**GOAL:** Present each line of the entries below that holds the word "อความตอบกล".
╭──
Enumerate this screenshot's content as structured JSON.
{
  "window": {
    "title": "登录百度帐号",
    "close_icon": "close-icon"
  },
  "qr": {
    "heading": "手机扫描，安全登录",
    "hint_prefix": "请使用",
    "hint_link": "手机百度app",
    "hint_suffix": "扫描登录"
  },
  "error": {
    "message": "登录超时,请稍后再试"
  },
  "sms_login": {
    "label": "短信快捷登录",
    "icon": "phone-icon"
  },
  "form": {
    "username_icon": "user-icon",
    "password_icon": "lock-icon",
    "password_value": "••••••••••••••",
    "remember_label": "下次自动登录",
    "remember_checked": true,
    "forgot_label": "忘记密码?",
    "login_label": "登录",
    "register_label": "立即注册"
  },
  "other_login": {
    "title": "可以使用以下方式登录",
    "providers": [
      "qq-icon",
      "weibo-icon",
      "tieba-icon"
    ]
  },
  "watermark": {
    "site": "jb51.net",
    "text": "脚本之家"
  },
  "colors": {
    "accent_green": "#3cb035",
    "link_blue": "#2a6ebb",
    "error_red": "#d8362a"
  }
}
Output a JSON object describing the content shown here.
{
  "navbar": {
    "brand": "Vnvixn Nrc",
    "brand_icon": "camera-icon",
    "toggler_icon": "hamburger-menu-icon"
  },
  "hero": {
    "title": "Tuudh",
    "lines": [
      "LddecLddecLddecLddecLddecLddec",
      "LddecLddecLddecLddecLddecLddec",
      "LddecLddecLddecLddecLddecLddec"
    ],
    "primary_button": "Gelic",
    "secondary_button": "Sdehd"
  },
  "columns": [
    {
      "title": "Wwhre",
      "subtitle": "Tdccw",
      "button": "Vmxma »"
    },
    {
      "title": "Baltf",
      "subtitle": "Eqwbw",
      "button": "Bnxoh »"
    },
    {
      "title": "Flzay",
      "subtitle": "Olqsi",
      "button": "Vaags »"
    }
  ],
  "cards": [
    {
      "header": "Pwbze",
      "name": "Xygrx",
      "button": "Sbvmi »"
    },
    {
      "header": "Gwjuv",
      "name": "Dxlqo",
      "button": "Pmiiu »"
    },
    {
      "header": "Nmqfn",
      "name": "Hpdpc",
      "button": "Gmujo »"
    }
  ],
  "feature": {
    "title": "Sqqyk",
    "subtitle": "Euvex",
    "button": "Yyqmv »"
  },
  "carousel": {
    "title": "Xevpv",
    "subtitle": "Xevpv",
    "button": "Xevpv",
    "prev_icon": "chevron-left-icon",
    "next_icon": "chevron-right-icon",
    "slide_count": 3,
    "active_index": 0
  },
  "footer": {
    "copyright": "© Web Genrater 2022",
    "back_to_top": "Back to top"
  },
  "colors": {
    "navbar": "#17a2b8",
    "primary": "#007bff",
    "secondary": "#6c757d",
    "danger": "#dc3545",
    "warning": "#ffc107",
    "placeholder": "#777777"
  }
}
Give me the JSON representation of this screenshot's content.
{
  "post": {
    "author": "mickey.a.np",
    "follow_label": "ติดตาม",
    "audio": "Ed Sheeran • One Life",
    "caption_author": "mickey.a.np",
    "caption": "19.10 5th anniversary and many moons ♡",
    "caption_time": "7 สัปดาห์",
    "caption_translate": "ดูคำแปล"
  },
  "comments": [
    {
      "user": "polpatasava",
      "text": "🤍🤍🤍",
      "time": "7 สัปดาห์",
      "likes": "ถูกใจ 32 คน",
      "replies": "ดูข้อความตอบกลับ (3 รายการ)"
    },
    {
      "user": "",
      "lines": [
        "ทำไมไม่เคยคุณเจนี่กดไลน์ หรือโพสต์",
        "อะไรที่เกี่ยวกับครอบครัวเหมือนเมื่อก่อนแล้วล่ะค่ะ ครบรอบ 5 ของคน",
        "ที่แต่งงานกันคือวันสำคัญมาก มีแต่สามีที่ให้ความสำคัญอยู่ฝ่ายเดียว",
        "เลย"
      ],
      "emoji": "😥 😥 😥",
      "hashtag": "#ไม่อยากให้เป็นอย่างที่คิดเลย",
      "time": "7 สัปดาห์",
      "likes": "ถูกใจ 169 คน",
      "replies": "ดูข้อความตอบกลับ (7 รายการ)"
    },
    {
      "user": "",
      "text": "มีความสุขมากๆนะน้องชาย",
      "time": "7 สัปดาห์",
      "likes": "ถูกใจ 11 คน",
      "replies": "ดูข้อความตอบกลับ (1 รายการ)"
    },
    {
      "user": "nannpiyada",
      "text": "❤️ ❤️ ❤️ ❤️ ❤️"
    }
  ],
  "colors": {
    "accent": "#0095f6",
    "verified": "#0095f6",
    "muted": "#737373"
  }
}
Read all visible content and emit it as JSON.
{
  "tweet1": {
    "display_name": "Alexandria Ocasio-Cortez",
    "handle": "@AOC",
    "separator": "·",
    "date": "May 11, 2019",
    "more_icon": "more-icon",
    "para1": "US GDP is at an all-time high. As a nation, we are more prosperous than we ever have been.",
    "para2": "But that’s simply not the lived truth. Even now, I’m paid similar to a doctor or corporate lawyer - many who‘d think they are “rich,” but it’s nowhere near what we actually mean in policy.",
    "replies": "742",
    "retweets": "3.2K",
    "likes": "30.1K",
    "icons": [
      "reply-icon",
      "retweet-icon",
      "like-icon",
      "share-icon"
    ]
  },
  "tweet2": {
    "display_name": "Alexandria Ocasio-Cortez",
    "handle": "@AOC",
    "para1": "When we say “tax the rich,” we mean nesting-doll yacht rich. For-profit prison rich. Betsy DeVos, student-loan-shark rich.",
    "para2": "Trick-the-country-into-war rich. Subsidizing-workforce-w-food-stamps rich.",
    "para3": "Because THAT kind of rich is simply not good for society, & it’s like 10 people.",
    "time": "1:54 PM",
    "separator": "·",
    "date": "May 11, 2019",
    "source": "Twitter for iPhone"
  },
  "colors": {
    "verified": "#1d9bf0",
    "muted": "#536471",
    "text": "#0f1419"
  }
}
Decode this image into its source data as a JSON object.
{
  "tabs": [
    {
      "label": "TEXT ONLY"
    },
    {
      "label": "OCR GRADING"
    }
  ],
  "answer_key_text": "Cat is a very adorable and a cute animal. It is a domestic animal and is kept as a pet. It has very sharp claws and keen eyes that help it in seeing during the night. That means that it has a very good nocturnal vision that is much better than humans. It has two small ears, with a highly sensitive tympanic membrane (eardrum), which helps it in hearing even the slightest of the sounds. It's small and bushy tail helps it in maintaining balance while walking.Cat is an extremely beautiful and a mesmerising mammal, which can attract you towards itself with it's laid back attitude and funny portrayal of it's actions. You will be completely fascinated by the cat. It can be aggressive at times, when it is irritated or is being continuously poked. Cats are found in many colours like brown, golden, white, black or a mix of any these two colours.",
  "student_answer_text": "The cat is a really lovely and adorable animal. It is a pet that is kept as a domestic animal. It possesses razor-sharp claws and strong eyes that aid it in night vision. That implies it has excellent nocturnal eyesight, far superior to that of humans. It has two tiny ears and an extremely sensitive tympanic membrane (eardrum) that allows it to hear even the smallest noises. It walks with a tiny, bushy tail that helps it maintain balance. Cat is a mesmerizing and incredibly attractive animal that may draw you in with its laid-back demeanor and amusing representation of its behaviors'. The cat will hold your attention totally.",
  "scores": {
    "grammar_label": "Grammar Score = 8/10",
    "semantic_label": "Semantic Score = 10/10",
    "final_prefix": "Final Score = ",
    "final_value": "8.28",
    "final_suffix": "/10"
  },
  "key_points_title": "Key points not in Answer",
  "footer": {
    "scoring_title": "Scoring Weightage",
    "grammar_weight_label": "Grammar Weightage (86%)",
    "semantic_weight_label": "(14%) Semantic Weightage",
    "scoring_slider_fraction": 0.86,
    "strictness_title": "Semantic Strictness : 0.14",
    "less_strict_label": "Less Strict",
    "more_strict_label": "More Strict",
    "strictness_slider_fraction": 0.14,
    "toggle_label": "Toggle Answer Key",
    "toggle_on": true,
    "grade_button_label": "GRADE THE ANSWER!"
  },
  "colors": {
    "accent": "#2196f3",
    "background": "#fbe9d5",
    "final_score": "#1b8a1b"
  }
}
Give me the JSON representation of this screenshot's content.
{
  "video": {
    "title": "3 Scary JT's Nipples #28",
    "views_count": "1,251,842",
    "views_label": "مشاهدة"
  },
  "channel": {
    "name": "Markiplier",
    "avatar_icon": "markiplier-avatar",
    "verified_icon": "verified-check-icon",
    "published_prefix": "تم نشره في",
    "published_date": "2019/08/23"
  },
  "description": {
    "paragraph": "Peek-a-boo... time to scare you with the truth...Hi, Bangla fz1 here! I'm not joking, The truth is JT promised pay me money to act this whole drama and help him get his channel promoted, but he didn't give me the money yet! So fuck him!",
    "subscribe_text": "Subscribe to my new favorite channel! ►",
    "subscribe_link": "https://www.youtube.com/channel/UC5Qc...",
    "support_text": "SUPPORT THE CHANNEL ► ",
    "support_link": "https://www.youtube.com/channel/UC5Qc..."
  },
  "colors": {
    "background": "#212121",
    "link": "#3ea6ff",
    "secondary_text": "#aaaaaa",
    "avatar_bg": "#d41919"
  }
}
╰──
**SOLUTION FOR THIS PROBLEM:**
      "replies": "ดูข้อความตอบกลับ (3 รายการ)"
      "replies": "ดูข้อความตอบกลับ (7 รายการ)"
      "replies": "ดูข้อความตอบกลับ (1 รายการ)"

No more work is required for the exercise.